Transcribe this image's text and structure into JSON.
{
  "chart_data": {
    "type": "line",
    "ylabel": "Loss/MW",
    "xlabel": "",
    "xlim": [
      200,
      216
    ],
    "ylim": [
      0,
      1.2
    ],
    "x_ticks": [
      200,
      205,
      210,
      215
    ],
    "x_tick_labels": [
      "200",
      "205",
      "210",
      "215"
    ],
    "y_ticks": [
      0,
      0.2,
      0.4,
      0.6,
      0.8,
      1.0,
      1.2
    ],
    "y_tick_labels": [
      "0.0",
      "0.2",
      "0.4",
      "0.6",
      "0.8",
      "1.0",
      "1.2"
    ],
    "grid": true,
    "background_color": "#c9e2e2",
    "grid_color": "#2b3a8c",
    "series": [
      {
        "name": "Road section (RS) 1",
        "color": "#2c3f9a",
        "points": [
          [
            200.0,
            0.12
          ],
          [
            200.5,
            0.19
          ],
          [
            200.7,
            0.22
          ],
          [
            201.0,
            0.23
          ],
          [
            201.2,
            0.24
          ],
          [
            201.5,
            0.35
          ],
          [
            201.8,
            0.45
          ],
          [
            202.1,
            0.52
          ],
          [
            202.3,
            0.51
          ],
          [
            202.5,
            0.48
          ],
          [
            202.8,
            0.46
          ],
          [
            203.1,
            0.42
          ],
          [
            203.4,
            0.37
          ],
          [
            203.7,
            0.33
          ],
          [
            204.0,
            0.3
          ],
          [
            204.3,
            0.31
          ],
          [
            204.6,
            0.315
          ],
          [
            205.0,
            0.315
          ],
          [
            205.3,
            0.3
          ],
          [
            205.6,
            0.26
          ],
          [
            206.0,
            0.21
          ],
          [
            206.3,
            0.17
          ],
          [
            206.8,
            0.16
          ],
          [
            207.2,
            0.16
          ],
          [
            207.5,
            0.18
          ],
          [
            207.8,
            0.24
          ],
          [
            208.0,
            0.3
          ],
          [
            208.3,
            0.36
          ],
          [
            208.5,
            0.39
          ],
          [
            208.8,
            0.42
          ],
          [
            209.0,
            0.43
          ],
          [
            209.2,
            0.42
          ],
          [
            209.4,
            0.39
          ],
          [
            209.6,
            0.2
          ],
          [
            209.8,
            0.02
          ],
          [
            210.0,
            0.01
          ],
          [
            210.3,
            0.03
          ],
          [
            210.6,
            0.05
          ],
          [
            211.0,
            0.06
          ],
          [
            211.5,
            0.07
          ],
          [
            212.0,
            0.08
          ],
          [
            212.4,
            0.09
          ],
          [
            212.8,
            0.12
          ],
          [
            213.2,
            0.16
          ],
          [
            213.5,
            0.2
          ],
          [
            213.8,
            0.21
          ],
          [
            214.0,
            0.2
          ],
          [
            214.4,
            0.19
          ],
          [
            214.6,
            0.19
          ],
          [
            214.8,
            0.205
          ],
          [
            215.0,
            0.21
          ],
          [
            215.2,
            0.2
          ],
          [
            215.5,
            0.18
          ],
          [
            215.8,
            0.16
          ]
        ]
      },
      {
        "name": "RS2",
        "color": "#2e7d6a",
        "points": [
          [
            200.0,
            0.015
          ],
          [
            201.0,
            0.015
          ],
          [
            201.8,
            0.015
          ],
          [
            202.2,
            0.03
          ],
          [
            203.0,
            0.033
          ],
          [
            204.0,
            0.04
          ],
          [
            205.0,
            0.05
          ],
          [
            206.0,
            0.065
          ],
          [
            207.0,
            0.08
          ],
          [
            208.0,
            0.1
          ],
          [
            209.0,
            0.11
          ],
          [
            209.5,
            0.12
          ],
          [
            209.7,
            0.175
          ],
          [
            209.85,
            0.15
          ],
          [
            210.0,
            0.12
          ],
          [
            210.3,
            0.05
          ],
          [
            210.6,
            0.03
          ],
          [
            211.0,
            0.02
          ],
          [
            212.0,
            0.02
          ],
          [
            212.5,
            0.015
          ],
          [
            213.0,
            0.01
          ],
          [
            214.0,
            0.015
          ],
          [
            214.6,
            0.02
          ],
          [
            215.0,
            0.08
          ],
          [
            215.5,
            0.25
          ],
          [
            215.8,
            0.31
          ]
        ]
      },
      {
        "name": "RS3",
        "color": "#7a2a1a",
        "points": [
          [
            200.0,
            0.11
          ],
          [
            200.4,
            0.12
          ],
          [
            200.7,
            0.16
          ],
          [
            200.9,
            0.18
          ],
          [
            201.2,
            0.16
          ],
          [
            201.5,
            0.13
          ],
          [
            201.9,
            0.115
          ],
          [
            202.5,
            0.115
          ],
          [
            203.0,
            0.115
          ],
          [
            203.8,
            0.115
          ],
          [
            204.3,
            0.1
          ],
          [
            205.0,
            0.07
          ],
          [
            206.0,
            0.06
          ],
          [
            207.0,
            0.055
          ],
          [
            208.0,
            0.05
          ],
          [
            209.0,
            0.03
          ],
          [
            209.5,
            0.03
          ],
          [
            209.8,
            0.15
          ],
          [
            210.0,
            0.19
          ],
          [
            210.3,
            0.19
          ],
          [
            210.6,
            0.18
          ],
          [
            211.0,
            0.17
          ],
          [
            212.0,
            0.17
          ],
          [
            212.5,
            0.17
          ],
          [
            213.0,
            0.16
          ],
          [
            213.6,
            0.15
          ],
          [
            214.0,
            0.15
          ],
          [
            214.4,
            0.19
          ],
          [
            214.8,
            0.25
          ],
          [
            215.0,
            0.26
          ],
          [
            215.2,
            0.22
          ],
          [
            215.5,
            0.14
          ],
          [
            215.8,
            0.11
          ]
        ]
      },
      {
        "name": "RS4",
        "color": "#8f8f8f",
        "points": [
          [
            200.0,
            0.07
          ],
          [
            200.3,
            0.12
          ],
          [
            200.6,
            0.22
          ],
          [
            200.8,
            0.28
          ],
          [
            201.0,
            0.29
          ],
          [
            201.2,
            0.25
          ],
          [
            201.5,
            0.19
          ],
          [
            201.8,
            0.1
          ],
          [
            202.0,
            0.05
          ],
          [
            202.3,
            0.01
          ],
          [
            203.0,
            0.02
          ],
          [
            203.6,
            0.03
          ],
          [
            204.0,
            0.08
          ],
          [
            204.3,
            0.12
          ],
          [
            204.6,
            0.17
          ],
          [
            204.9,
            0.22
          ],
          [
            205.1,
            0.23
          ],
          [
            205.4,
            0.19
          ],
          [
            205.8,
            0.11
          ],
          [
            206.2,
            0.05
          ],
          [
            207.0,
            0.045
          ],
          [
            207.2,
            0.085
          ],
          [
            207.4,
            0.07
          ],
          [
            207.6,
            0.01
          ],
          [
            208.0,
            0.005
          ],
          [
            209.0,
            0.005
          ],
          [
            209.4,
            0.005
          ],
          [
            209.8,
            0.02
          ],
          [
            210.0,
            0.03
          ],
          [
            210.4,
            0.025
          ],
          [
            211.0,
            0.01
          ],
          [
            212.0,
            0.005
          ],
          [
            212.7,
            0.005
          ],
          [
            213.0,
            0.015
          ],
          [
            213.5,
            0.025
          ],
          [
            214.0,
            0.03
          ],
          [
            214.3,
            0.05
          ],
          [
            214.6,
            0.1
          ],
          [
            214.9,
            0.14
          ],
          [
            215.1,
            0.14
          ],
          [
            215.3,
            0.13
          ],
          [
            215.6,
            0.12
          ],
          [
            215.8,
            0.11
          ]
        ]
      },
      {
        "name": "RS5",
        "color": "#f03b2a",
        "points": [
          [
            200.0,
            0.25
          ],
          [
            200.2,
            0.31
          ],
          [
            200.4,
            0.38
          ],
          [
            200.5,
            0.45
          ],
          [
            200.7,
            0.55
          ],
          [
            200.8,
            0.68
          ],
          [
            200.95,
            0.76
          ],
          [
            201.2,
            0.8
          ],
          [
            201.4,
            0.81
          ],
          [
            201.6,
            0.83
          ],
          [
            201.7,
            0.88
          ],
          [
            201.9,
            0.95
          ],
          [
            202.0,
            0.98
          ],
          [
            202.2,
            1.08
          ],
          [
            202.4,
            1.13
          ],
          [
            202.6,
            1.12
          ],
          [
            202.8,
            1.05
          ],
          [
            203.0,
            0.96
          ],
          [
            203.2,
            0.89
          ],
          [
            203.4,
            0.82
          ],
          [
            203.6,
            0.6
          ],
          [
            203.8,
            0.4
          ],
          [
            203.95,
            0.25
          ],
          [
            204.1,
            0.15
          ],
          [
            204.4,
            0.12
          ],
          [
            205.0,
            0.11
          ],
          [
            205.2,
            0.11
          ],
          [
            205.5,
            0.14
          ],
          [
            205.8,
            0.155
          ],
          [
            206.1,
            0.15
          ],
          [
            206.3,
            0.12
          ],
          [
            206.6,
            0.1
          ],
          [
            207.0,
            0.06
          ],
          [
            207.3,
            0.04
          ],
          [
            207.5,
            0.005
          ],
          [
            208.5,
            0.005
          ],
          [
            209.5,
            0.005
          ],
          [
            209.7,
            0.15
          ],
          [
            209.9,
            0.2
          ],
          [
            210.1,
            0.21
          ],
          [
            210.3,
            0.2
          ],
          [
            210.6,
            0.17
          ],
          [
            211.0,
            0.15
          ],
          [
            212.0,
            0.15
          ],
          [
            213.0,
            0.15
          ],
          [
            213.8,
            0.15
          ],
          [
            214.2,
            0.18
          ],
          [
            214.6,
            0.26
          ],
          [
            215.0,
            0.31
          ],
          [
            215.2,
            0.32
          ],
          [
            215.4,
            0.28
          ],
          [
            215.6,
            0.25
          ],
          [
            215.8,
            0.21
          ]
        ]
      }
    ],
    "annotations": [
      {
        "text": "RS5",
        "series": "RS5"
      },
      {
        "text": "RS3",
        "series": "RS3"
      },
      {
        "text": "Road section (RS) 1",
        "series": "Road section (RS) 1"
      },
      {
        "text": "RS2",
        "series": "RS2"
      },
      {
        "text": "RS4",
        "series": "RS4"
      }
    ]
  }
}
::::
State how many lines of the listing above include the word "text". Give nothing but the number.

6